* **Task requirements**
[1] Answer these questions about the passage on Poland's road-building project, one per line:
(a) Whose cash helped fund the work?
(b) How many European governments have complained to Poland?
(c) Who is investigating what went wrong?
[2] Rewrite part of the passage on Poland's road-building project, beginning at the words "Poland would bring" and stopping after "it was helping.", with "decrepit" changed to "outdated".
[3] Write the next part of the passage on Poland's road-building project, picking up after its final sentence.

* **Text**
Poland would bring its decrepit transport system into the 21st century, European construction firms would win contracts at a time of recession, and the European Union, whose cash helped fund the work, could point to how it was helping.
Poland got its roads, for the most part. But in many other ways the enterprise, one of the biggest construction projects in Europe, went seriously wrong. Several contractors are in legal battles to recover billions of euros they say Poland owes them. Dozens of Polish companies are in bankruptcy, and multinational firms have blamed losses on the Polish contracts turning sour. Six European governments have complained to Poland about the way their companies have been treated. The European Commission is investigating what went wrong.

* **Information supplied**
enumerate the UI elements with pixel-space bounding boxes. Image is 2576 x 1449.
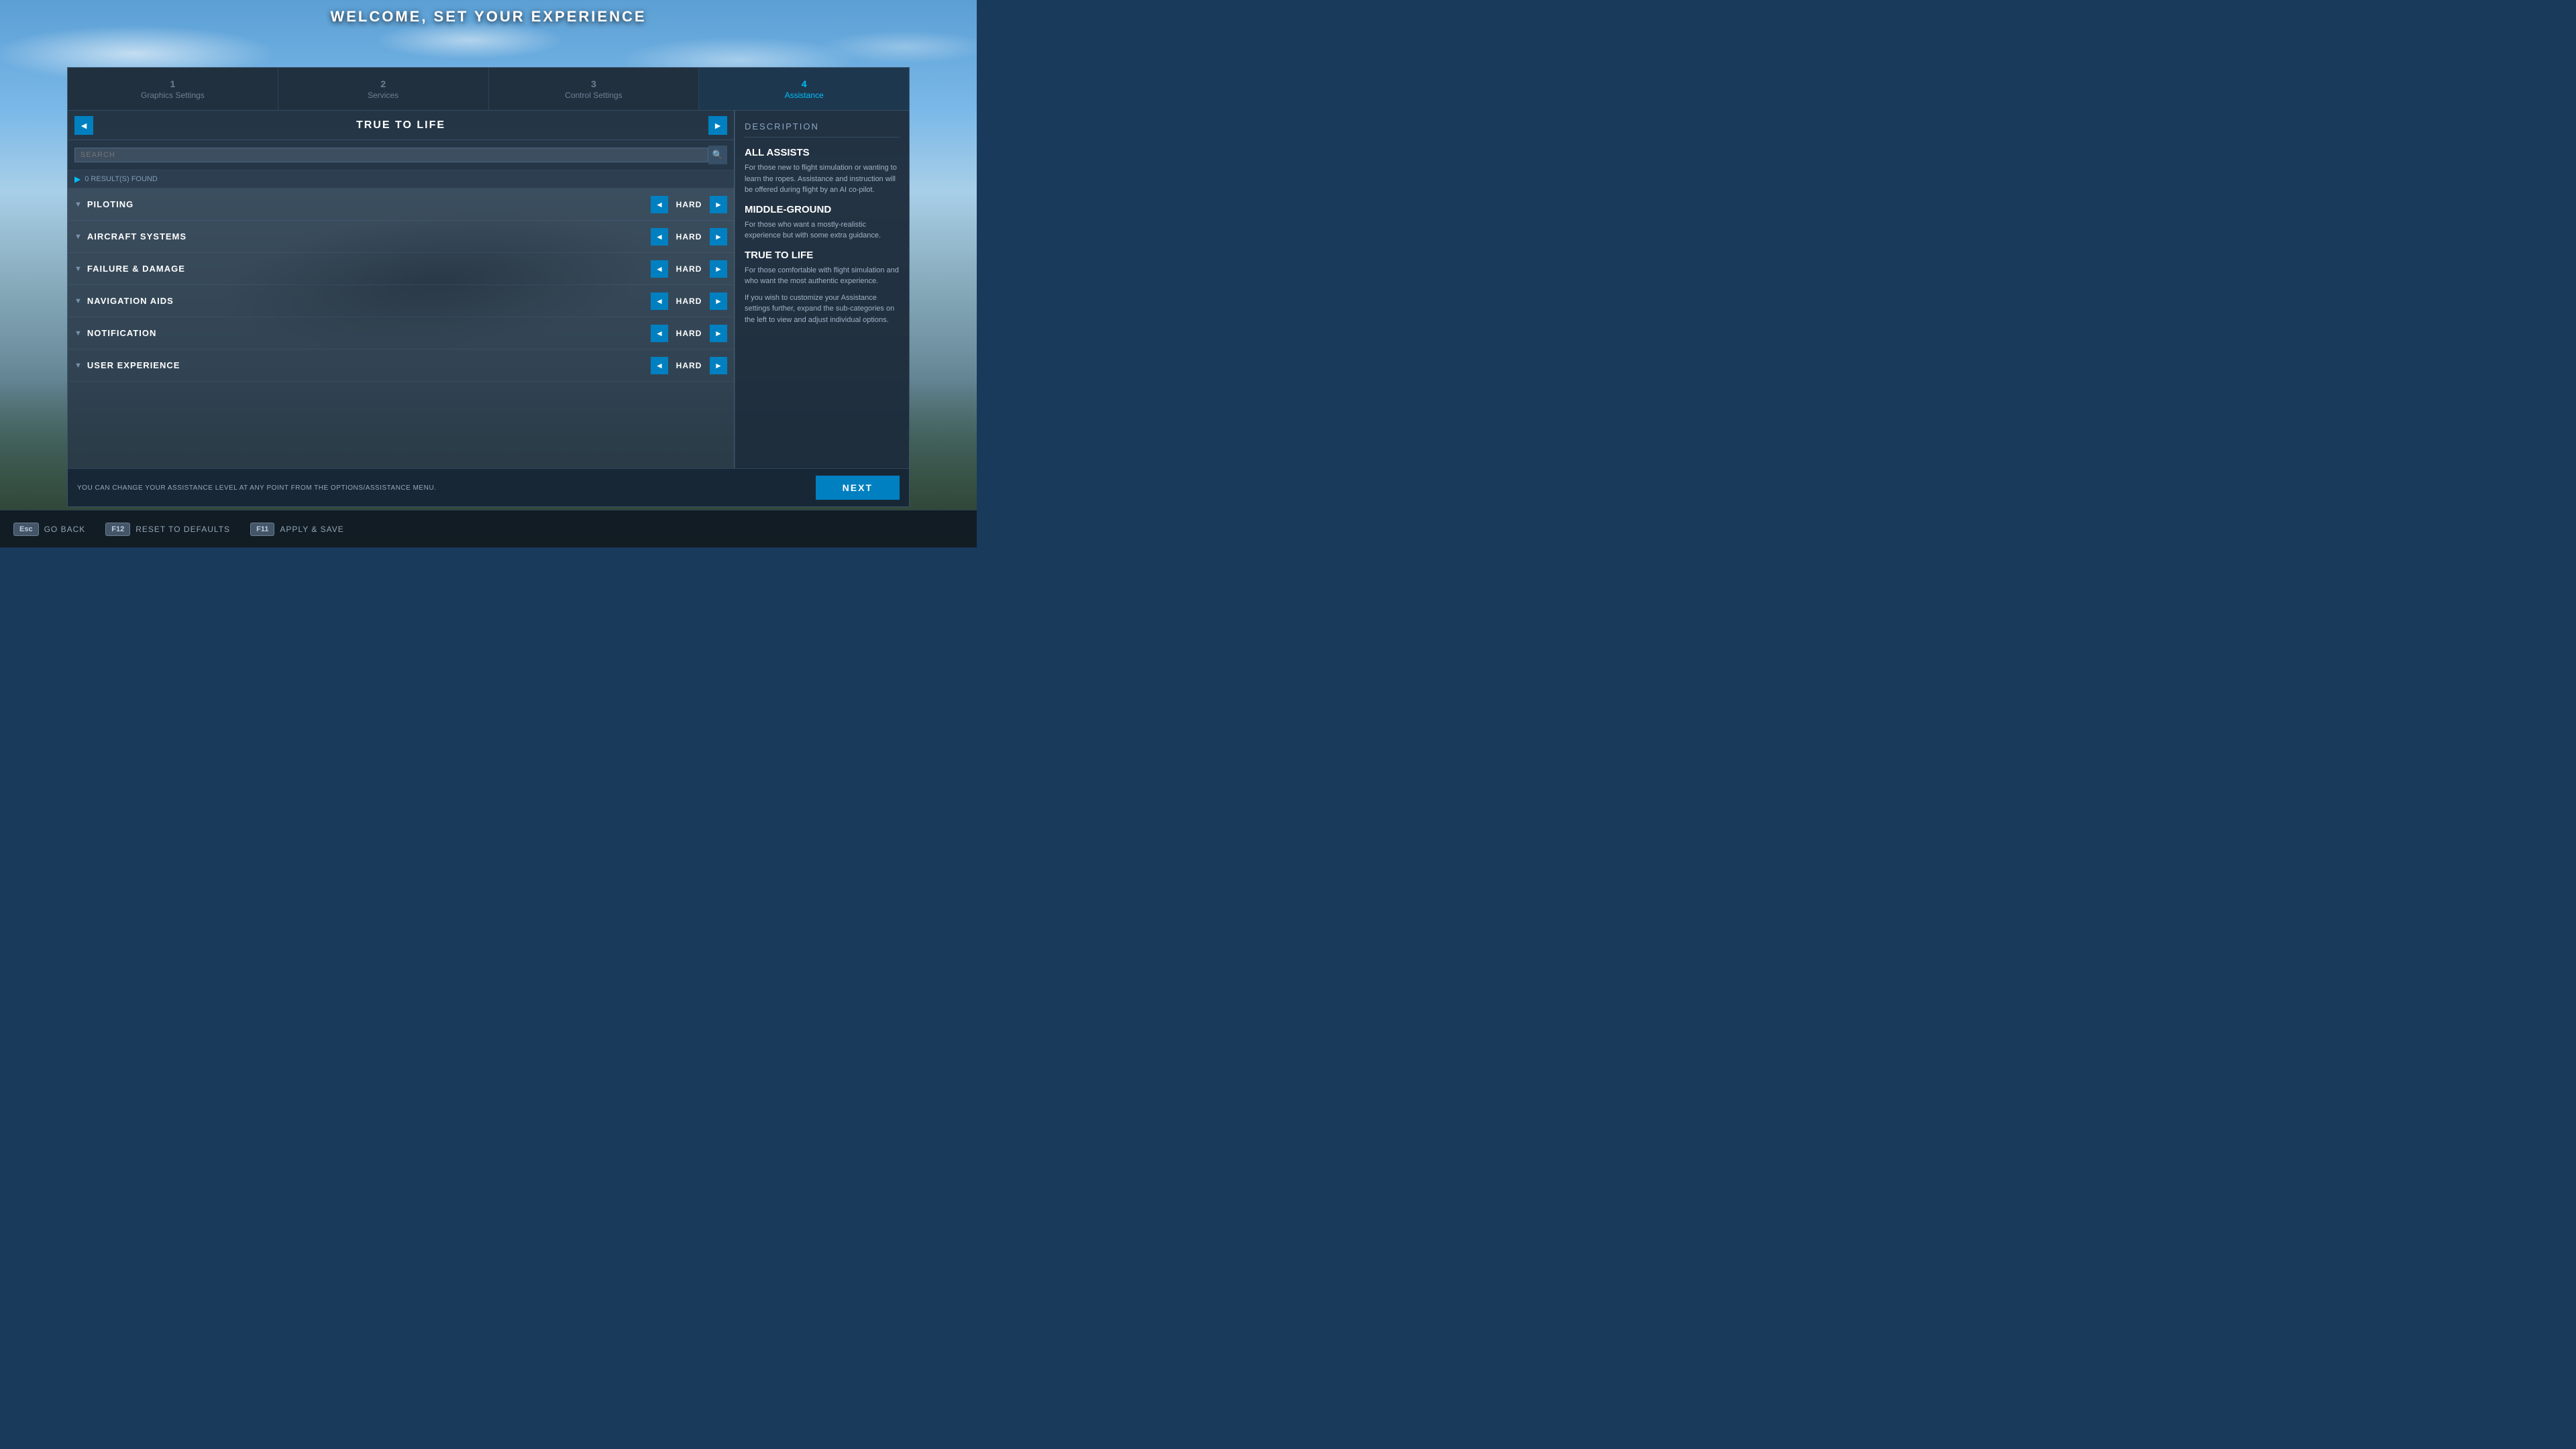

* **Answers to the tasks**
[1]
(a) The European Union's
(b) Six
(c) The European Commission

[2]
Poland would bring its outdated transport system into the 21st century, European construction firms would win contracts at a time of recession, and the European Union, whose cash helped fund the work, could point to how it was helping.

[3]
Here's the twist: This is not so much a story of corruption as of cost-cutting zeal. Poland stuck to its budget and the prices agreed in its contracts. That was the problem. In an industry where firms routinely bid as low as possible and costs routinely overrun, Poland frequently refused to budge on cost. In its drive to keep costs down, it also ignored warnings - including some from independent engineers hired by the state - that designs and plans needed to be changed.
The drive to economize was repeated on dozens of projects, industry groups and construction company executives say, and left many involved in the projects struggling. One of the biggest losers was Alpine Holding GmbH, the Austrian unit of Spanish group FCC, which entered bankruptcy proceedings in June, becoming Austria's biggest corporate collapse since World War Two.
A project that should have been a bonanza for Europe has turned into "a slaughter house for Polish and European firms," Jaroslaw Duszewski, a former Alpine executive, wrote to the head of the Polish state roads agency in June this year. A spokesman for FCC declined to comment.
Five other firms have told Reuters they are still in dispute with the road agency over payment: Austria's Strabag, the Polish unit of Germany's Bilfinger, Ireland's SIAC, a joint venture of Ireland's Sisk and Roadbridge called SRB, and Budimex, a Polish unit of Spain's Ferrovial. All but one said they had filed suits against the state road agency which were unresolved. Bilfinger's subsidiary said it was seeking to resolve the dispute out of court.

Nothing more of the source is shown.